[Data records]
[Begin]
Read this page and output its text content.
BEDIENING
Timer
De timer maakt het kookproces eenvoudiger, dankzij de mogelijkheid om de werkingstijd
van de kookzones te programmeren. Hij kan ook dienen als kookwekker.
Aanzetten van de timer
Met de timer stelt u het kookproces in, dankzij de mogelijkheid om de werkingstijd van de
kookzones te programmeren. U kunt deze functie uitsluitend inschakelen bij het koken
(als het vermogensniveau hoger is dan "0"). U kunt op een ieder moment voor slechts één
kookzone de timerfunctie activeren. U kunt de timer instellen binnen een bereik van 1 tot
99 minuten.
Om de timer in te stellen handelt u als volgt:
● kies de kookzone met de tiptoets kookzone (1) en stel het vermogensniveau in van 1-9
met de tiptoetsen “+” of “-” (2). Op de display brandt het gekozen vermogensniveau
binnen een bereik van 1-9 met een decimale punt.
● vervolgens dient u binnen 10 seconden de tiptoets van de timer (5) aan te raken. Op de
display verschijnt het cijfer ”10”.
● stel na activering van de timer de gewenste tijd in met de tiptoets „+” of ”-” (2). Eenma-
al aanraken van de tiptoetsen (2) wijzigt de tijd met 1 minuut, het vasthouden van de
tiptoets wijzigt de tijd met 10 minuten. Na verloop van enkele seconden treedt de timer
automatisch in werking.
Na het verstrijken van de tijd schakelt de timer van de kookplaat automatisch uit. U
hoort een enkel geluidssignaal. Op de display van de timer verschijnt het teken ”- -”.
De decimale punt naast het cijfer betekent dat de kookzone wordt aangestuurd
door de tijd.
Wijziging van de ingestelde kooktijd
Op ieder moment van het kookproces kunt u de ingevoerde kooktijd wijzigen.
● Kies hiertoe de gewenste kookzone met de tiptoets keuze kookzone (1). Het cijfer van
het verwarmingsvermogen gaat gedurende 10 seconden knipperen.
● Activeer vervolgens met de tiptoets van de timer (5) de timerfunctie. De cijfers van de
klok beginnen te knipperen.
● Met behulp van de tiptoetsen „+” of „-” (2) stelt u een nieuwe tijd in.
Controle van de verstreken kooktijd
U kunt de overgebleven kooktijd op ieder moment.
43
[End]
> [Aim]: Write out every record, exactly as written.

> [In response]:
Read this page and output its text content.
BEDIENING
Timer
De timer maakt het kookproces eenvoudiger, dankzij de mogelijkheid om de werkingstijd
van de kookzones te programmeren. Hij kan ook dienen als kookwekker.
Aanzetten van de timer
Met de timer stelt u het kookproces in, dankzij de mogelijkheid om de werkingstijd van de
kookzones te programmeren. U kunt deze functie uitsluitend inschakelen bij het koken
(als het vermogensniveau hoger is dan "0"). U kunt op een ieder moment voor slechts één
kookzone de timerfunctie activeren. U kunt de timer instellen binnen een bereik van 1 tot
99 minuten.
Om de timer in te stellen handelt u als volgt:
● kies de kookzone met de tiptoets kookzone (1) en stel het vermogensniveau in van 1-9
met de tiptoetsen “+” of “-” (2). Op de display brandt het gekozen vermogensniveau
binnen een bereik van 1-9 met een decimale punt.
● vervolgens dient u binnen 10 seconden de tiptoets van de timer (5) aan te raken. Op de
display verschijnt het cijfer ”10”.
● stel na activering van de timer de gewenste tijd in met de tiptoets „+” of ”-” (2). Eenma-
al aanraken van de tiptoetsen (2) wijzigt de tijd met 1 minuut, het vasthouden van de
tiptoets wijzigt de tijd met 10 minuten. Na verloop van enkele seconden treedt de timer
automatisch in werking.
Na het verstrijken van de tijd schakelt de timer van de kookplaat automatisch uit. U
hoort een enkel geluidssignaal. Op de display van de timer verschijnt het teken ”- -”.
De decimale punt naast het cijfer betekent dat de kookzone wordt aangestuurd
door de tijd.
Wijziging van de ingestelde kooktijd
Op ieder moment van het kookproces kunt u de ingevoerde kooktijd wijzigen.
● Kies hiertoe de gewenste kookzone met de tiptoets keuze kookzone (1). Het cijfer van
het verwarmingsvermogen gaat gedurende 10 seconden knipperen.
● Activeer vervolgens met de tiptoets van de timer (5) de timerfunctie. De cijfers van de
klok beginnen te knipperen.
● Met behulp van de tiptoetsen „+” of „-” (2) stelt u een nieuwe tijd in.
Controle van de verstreken kooktijd
U kunt de overgebleven kooktijd op ieder moment.
43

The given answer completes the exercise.